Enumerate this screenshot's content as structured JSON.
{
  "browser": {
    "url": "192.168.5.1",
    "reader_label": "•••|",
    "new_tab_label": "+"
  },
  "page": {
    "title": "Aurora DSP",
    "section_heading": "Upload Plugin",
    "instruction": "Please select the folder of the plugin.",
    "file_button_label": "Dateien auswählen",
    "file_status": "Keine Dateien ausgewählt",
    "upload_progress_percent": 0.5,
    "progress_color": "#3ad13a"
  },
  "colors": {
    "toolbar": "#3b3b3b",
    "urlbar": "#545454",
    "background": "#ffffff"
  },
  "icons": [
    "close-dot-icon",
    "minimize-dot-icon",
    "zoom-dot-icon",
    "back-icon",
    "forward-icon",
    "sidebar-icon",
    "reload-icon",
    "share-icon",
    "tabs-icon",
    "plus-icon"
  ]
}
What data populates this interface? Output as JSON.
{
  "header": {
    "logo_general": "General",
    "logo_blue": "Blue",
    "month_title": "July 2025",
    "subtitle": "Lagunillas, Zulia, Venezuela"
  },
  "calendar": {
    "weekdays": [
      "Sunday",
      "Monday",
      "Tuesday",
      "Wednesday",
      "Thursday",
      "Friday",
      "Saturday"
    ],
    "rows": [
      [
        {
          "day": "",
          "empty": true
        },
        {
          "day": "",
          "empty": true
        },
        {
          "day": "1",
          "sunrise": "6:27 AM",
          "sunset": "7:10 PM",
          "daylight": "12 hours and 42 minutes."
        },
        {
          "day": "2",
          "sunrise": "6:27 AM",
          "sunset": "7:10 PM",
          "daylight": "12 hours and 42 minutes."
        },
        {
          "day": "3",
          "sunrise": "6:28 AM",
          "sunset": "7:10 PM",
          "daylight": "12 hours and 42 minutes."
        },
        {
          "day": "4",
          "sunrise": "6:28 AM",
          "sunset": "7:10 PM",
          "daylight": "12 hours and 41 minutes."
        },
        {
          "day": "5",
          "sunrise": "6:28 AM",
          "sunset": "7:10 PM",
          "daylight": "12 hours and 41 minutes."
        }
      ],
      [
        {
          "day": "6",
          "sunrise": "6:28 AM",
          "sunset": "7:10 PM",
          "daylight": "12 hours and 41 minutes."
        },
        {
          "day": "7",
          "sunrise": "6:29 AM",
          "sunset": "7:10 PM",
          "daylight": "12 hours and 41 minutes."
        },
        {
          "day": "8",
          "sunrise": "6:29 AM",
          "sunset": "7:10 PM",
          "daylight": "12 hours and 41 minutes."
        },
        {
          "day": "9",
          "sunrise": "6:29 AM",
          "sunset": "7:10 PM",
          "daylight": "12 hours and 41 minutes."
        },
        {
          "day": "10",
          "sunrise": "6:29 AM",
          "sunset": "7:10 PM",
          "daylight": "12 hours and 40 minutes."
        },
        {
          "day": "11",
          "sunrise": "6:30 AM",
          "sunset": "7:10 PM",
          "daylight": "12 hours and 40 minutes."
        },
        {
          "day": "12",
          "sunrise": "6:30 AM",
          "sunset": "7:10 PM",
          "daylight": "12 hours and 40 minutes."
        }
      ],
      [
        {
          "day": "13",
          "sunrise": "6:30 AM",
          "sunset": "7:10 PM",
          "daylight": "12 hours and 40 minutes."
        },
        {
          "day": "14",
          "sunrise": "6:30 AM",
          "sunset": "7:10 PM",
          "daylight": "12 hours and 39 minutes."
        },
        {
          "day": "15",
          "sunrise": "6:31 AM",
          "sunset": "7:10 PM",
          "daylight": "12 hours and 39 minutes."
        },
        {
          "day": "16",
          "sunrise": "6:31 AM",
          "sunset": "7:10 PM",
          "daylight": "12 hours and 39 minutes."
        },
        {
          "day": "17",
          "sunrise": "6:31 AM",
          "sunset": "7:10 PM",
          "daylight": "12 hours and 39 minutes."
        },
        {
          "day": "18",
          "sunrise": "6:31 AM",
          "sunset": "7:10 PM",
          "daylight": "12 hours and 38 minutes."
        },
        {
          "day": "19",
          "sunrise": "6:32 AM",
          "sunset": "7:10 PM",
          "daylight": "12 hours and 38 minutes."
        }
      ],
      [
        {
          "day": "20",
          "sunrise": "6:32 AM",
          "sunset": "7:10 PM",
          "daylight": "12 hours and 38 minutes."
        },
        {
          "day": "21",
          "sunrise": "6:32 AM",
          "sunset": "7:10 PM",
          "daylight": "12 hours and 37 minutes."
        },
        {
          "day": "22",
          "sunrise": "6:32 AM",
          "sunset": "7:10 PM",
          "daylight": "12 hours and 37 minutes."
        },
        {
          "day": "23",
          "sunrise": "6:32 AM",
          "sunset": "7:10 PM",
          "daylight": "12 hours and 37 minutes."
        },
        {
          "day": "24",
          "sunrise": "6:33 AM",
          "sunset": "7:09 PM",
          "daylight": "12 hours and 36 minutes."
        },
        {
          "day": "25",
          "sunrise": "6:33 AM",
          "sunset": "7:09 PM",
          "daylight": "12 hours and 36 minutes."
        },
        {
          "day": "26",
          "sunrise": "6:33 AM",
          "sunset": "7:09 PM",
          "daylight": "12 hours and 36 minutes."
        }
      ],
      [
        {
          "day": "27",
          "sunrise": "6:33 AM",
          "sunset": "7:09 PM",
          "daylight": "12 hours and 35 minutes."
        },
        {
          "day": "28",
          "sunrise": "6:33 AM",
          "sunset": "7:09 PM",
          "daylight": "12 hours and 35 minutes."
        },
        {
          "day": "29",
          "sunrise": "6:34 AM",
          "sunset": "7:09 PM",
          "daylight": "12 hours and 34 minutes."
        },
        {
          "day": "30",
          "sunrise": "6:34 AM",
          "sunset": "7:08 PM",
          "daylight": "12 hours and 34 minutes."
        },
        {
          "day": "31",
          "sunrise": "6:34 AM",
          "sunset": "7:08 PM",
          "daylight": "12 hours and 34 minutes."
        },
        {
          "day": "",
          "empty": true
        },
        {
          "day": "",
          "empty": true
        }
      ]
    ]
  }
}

Short problem =
In the entries above, some lines may contain the string "this"; report how many, without additional comment.

Complete response =
2